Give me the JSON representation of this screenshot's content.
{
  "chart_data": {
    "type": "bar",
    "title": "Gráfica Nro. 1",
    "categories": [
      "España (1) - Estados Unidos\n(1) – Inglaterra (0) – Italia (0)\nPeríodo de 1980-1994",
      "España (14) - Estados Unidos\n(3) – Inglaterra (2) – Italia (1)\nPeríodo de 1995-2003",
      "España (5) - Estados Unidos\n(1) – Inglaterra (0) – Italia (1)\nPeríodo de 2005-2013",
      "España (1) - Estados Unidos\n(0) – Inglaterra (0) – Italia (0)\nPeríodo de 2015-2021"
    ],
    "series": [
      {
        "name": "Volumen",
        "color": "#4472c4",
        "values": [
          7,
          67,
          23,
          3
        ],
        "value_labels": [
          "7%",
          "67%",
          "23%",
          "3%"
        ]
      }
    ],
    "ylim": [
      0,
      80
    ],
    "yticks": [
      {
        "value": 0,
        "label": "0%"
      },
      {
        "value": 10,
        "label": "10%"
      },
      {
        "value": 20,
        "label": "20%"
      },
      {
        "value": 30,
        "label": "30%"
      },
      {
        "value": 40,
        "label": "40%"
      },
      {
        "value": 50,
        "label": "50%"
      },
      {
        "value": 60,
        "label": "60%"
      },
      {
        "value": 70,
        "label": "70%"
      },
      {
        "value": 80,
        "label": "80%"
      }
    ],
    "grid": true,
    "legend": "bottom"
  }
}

□ □ □

Extract each entry in full, exactly as given.

▶ _Full solution_
Give me the JSON representation of this screenshot's content.
{
  "chart_data": {
    "type": "bar",
    "title": "Gráfica Nro. 1",
    "categories": [
      "España (1) - Estados Unidos\n(1) – Inglaterra (0) – Italia (0)\nPeríodo de 1980-1994",
      "España (14) - Estados Unidos\n(3) – Inglaterra (2) – Italia (1)\nPeríodo de 1995-2003",
      "España (5) - Estados Unidos\n(1) – Inglaterra (0) – Italia (1)\nPeríodo de 2005-2013",
      "España (1) - Estados Unidos\n(0) – Inglaterra (0) – Italia (0)\nPeríodo de 2015-2021"
    ],
    "series": [
      {
        "name": "Volumen",
        "color": "#4472c4",
        "values": [
          7,
          67,
          23,
          3
        ],
        "value_labels": [
          "7%",
          "67%",
          "23%",
          "3%"
        ]
      }
    ],
    "ylim": [
      0,
      80
    ],
    "yticks": [
      {
        "value": 0,
        "label": "0%"
      },
      {
        "value": 10,
        "label": "10%"
      },
      {
        "value": 20,
        "label": "20%"
      },
      {
        "value": 30,
        "label": "30%"
      },
      {
        "value": 40,
        "label": "40%"
      },
      {
        "value": 50,
        "label": "50%"
      },
      {
        "value": 60,
        "label": "60%"
      },
      {
        "value": 70,
        "label": "70%"
      },
      {
        "value": 80,
        "label": "80%"
      }
    ],
    "grid": true,
    "legend": "bottom"
  }
}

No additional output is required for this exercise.